◆ Objective
Determine how many lines of the entries contain "this". Reply with that number alone.

◆ Data shown
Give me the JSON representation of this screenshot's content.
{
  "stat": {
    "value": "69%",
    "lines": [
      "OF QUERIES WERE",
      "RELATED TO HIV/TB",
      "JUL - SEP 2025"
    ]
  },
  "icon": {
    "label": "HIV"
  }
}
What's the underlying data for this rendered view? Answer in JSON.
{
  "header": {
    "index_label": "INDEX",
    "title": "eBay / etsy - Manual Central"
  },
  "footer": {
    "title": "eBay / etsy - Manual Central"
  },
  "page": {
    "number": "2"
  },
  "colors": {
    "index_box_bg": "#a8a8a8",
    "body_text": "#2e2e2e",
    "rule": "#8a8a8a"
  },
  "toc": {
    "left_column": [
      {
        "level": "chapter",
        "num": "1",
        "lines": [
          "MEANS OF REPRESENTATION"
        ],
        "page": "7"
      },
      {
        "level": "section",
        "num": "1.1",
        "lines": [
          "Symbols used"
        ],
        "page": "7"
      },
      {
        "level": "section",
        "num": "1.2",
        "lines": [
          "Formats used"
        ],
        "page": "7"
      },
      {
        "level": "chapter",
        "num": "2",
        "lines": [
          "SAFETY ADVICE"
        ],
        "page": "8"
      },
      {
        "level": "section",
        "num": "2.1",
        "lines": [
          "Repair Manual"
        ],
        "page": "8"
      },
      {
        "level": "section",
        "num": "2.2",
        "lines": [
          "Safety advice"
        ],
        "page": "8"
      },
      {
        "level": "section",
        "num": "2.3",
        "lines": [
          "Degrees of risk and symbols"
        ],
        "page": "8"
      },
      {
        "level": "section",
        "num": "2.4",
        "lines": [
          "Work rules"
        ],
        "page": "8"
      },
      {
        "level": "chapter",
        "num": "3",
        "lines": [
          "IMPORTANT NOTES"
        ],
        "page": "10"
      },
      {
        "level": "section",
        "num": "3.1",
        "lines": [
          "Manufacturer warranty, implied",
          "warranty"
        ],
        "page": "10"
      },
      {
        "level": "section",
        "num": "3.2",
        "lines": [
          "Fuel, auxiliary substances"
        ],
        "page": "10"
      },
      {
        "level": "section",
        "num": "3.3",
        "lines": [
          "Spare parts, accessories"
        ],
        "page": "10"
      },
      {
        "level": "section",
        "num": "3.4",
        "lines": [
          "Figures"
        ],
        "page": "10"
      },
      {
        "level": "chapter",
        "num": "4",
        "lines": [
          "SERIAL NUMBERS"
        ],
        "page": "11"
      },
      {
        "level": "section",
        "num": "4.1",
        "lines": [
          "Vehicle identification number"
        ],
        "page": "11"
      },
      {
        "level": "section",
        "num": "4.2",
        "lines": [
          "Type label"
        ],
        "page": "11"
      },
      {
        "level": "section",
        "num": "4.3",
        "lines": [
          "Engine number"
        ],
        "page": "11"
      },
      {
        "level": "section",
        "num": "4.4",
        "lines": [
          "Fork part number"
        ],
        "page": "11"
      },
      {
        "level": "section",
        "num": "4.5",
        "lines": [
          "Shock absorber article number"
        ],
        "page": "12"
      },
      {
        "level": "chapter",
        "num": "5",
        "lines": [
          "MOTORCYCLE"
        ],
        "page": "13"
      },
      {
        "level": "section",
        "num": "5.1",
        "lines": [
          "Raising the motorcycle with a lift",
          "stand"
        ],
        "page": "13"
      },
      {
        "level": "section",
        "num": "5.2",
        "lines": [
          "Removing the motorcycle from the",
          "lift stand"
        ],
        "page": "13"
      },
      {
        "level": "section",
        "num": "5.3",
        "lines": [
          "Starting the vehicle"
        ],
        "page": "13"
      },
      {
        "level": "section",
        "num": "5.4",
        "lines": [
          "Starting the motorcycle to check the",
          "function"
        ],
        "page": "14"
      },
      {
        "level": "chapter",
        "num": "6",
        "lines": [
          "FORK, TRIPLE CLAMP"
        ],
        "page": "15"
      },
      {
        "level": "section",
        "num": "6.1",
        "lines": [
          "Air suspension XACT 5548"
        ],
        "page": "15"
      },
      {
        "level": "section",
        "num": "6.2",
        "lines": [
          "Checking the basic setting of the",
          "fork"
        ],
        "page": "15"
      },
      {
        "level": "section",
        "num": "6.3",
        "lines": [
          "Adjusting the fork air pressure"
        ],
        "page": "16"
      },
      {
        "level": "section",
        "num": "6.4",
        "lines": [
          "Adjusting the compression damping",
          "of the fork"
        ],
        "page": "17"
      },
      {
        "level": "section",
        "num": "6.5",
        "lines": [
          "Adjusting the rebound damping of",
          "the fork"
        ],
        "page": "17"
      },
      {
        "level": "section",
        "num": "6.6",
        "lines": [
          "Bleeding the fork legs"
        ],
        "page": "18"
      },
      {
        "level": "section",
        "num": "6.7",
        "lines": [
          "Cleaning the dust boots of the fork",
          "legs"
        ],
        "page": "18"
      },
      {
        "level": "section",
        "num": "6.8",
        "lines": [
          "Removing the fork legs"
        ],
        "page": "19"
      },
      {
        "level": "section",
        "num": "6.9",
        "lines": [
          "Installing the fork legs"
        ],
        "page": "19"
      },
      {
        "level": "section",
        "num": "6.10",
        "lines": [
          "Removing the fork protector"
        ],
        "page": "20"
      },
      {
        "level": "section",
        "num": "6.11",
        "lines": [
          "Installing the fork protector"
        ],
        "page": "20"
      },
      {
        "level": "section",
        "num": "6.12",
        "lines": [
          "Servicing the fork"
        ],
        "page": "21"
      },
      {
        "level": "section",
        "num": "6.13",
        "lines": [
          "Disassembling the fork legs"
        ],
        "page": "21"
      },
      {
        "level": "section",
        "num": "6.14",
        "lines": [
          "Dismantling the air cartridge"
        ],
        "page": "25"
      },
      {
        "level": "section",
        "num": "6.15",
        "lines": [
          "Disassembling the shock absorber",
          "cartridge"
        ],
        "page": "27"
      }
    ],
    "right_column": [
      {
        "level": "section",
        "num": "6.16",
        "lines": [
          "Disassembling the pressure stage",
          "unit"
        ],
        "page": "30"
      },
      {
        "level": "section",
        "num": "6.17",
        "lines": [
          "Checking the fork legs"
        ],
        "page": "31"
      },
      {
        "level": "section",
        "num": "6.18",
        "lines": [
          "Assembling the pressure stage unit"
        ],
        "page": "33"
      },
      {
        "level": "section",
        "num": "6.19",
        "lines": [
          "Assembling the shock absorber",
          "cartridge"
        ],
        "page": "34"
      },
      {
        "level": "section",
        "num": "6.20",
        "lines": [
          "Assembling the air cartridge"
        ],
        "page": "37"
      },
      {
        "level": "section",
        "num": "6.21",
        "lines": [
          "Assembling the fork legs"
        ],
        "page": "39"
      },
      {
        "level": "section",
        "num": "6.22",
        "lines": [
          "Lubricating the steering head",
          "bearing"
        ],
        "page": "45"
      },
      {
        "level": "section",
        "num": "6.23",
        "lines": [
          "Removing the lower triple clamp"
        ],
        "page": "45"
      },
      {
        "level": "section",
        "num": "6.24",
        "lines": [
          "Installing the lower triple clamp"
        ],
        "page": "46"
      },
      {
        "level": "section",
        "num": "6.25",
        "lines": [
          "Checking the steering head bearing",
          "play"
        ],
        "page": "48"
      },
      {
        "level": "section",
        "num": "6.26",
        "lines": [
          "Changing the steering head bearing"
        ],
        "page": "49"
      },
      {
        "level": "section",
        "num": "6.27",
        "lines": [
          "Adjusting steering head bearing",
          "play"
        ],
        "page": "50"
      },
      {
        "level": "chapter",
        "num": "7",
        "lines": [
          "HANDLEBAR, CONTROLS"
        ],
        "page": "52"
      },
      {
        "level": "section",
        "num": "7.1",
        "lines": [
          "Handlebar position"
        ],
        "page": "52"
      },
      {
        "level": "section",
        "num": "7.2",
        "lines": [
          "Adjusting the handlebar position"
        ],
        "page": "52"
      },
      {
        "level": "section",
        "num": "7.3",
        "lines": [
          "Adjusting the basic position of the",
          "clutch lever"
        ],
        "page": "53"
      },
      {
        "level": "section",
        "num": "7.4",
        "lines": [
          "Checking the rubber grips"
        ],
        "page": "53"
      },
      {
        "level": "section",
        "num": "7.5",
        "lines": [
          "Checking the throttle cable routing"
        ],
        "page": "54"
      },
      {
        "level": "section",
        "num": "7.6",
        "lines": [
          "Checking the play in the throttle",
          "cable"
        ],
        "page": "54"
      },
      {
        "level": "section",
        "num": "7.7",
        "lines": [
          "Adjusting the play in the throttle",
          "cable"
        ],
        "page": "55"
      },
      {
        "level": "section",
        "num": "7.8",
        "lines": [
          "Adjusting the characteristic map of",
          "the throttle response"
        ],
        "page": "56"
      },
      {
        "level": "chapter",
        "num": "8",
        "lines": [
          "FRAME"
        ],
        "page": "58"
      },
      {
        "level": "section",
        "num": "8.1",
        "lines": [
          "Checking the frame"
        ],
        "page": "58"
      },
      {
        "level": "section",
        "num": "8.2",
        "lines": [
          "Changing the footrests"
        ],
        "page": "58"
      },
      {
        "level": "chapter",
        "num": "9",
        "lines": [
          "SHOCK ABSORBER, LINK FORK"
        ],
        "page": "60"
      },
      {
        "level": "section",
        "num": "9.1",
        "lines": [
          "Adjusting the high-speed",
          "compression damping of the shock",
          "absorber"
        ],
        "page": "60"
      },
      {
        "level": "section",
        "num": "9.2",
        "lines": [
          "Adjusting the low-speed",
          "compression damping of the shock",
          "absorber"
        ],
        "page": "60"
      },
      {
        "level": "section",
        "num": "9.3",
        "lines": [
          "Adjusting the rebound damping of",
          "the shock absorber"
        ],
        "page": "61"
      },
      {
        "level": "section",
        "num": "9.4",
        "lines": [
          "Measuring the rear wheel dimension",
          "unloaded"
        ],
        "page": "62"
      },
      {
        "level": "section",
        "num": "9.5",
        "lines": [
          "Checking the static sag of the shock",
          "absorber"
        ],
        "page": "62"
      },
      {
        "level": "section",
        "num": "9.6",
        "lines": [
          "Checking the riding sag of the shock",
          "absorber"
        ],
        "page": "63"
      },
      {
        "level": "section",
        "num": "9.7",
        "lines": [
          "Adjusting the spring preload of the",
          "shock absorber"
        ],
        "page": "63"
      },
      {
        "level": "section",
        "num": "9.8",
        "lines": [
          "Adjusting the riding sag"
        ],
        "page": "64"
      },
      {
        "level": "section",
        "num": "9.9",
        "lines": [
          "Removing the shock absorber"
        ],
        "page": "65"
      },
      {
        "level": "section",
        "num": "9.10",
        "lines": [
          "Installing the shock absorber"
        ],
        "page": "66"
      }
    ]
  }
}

◆ Correct answer
2